[Data listing]
[start]

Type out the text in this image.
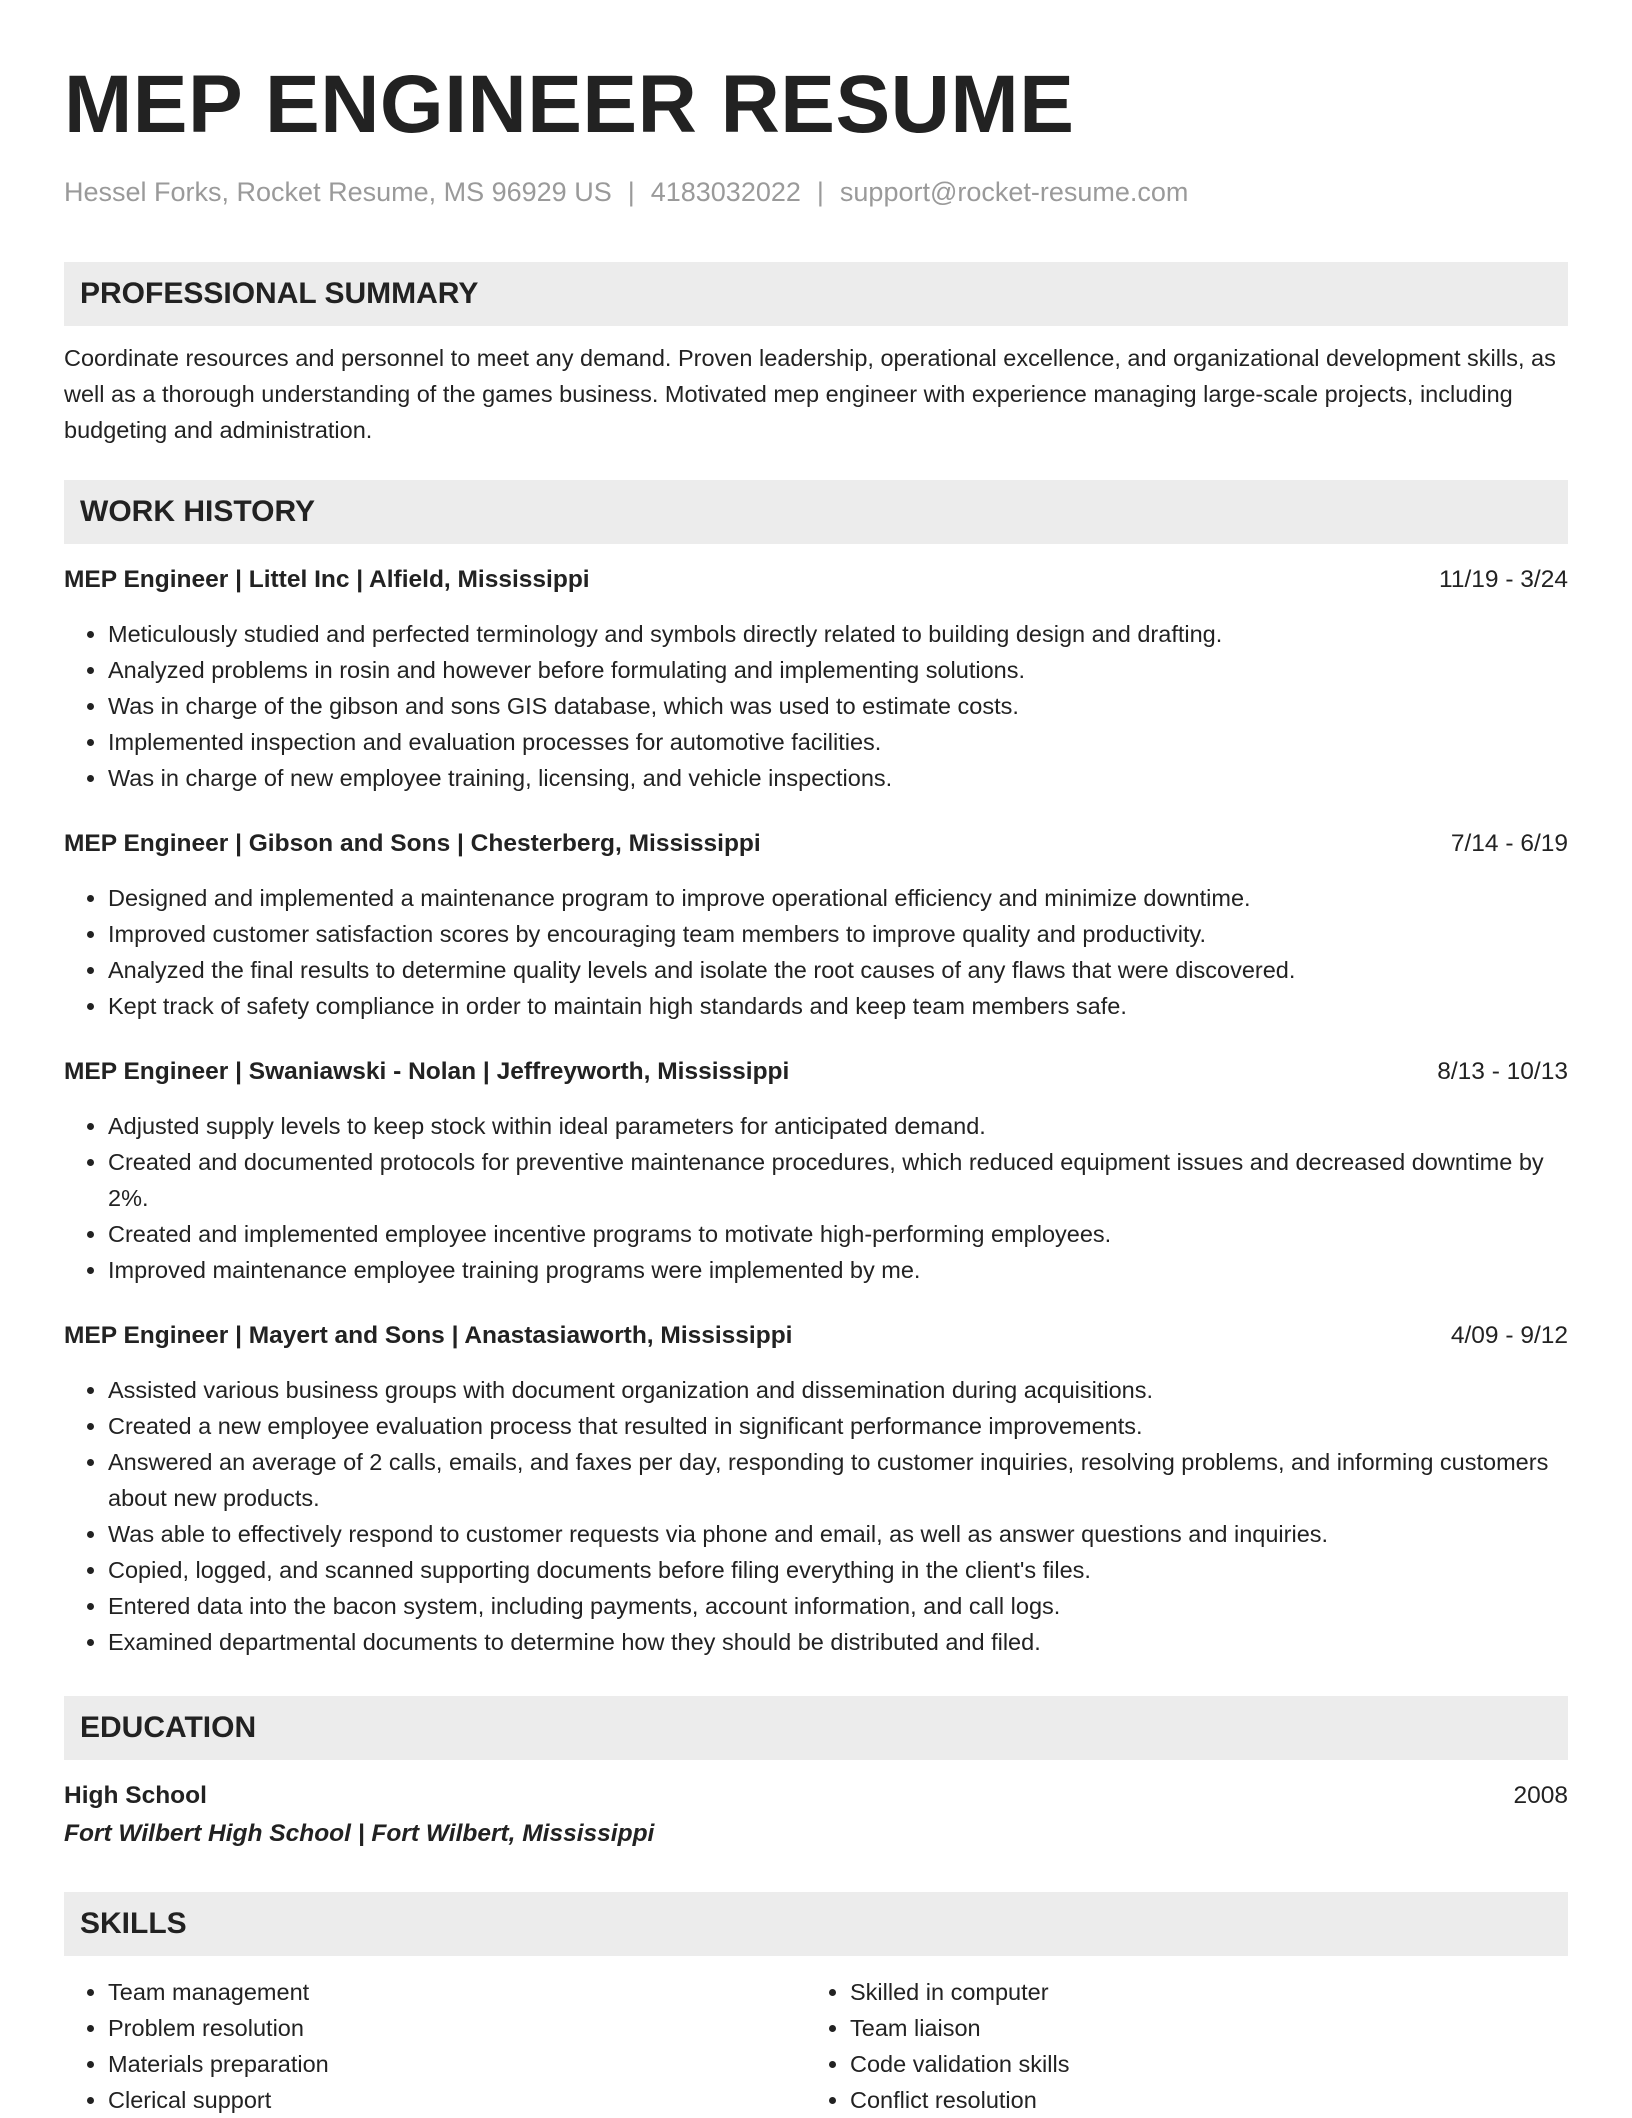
MEP ENGINEER RESUME
Hessel Forks, Rocket Resume, MS 96929 US | 4183032022 | support@rocket-resume.com
PROFESSIONAL SUMMARY

Coordinate resources and personnel to meet any demand. Proven leadership, operational excellence, and organizational development skills, as well as a thorough understanding of the games business. Motivated mep engineer with experience managing large-scale projects, including budgeting and administration.

WORK HISTORY
MEP Engineer | Littel Inc | Alfield, Mississippi	11/19 - 3/24
• Meticulously studied and perfected terminology and symbols directly related to building design and drafting.
• Analyzed problems in rosin and however before formulating and implementing solutions.
• Was in charge of the gibson and sons GIS database, which was used to estimate costs.
• Implemented inspection and evaluation processes for automotive facilities.
• Was in charge of new employee training, licensing, and vehicle inspections.
MEP Engineer | Gibson and Sons | Chesterberg, Mississippi	7/14 - 6/19
• Designed and implemented a maintenance program to improve operational efficiency and minimize downtime.
• Improved customer satisfaction scores by encouraging team members to improve quality and productivity.
• Analyzed the final results to determine quality levels and isolate the root causes of any flaws that were discovered.
• Kept track of safety compliance in order to maintain high standards and keep team members safe.
MEP Engineer | Swaniawski - Nolan | Jeffreyworth, Mississippi	8/13 - 10/13
• Adjusted supply levels to keep stock within ideal parameters for anticipated demand.
• Created and documented protocols for preventive maintenance procedures, which reduced equipment issues and decreased downtime by 2%.
• Created and implemented employee incentive programs to motivate high-performing employees.
• Improved maintenance employee training programs were implemented by me.
MEP Engineer | Mayert and Sons | Anastasiaworth, Mississippi	4/09 - 9/12
• Assisted various business groups with document organization and dissemination during acquisitions.
• Created a new employee evaluation process that resulted in significant performance improvements.
• Answered an average of 2 calls, emails, and faxes per day, responding to customer inquiries, resolving problems, and informing customers about new products.
• Was able to effectively respond to customer requests via phone and email, as well as answer questions and inquiries.
• Copied, logged, and scanned supporting documents before filing everything in the client's files.
• Entered data into the bacon system, including payments, account information, and call logs.
• Examined departmental documents to determine how they should be distributed and filed.
EDUCATION
High School	2008
Fort Wilbert High School | Fort Wilbert, Mississippi
SKILLS
• Team management
• Problem resolution
• Materials preparation
• Clerical support
• Skilled in computer
• Team liaison
• Code validation skills
• Conflict resolution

[end]

- _Set task_
Restate the whole listing above exactly, please, omitting every image.

- _Answer below_
Type out the text in this image.
MEP ENGINEER RESUME
Hessel Forks, Rocket Resume, MS 96929 US | 4183032022 | support@rocket-resume.com
PROFESSIONAL SUMMARY

Coordinate resources and personnel to meet any demand. Proven leadership, operational excellence, and organizational development skills, as well as a thorough understanding of the games business. Motivated mep engineer with experience managing large-scale projects, including budgeting and administration.

WORK HISTORY
MEP Engineer | Littel Inc | Alfield, Mississippi	11/19 - 3/24
• Meticulously studied and perfected terminology and symbols directly related to building design and drafting.
• Analyzed problems in rosin and however before formulating and implementing solutions.
• Was in charge of the gibson and sons GIS database, which was used to estimate costs.
• Implemented inspection and evaluation processes for automotive facilities.
• Was in charge of new employee training, licensing, and vehicle inspections.
MEP Engineer | Gibson and Sons | Chesterberg, Mississippi	7/14 - 6/19
• Designed and implemented a maintenance program to improve operational efficiency and minimize downtime.
• Improved customer satisfaction scores by encouraging team members to improve quality and productivity.
• Analyzed the final results to determine quality levels and isolate the root causes of any flaws that were discovered.
• Kept track of safety compliance in order to maintain high standards and keep team members safe.
MEP Engineer | Swaniawski - Nolan | Jeffreyworth, Mississippi	8/13 - 10/13
• Adjusted supply levels to keep stock within ideal parameters for anticipated demand.
• Created and documented protocols for preventive maintenance procedures, which reduced equipment issues and decreased downtime by 2%.
• Created and implemented employee incentive programs to motivate high-performing employees.
• Improved maintenance employee training programs were implemented by me.
MEP Engineer | Mayert and Sons | Anastasiaworth, Mississippi	4/09 - 9/12
• Assisted various business groups with document organization and dissemination during acquisitions.
• Created a new employee evaluation process that resulted in significant performance improvements.
• Answered an average of 2 calls, emails, and faxes per day, responding to customer inquiries, resolving problems, and informing customers about new products.
• Was able to effectively respond to customer requests via phone and email, as well as answer questions and inquiries.
• Copied, logged, and scanned supporting documents before filing everything in the client's files.
• Entered data into the bacon system, including payments, account information, and call logs.
• Examined departmental documents to determine how they should be distributed and filed.
EDUCATION
High School	2008
Fort Wilbert High School | Fort Wilbert, Mississippi
SKILLS
• Team management
• Problem resolution
• Materials preparation
• Clerical support
• Skilled in computer
• Team liaison
• Code validation skills
• Conflict resolution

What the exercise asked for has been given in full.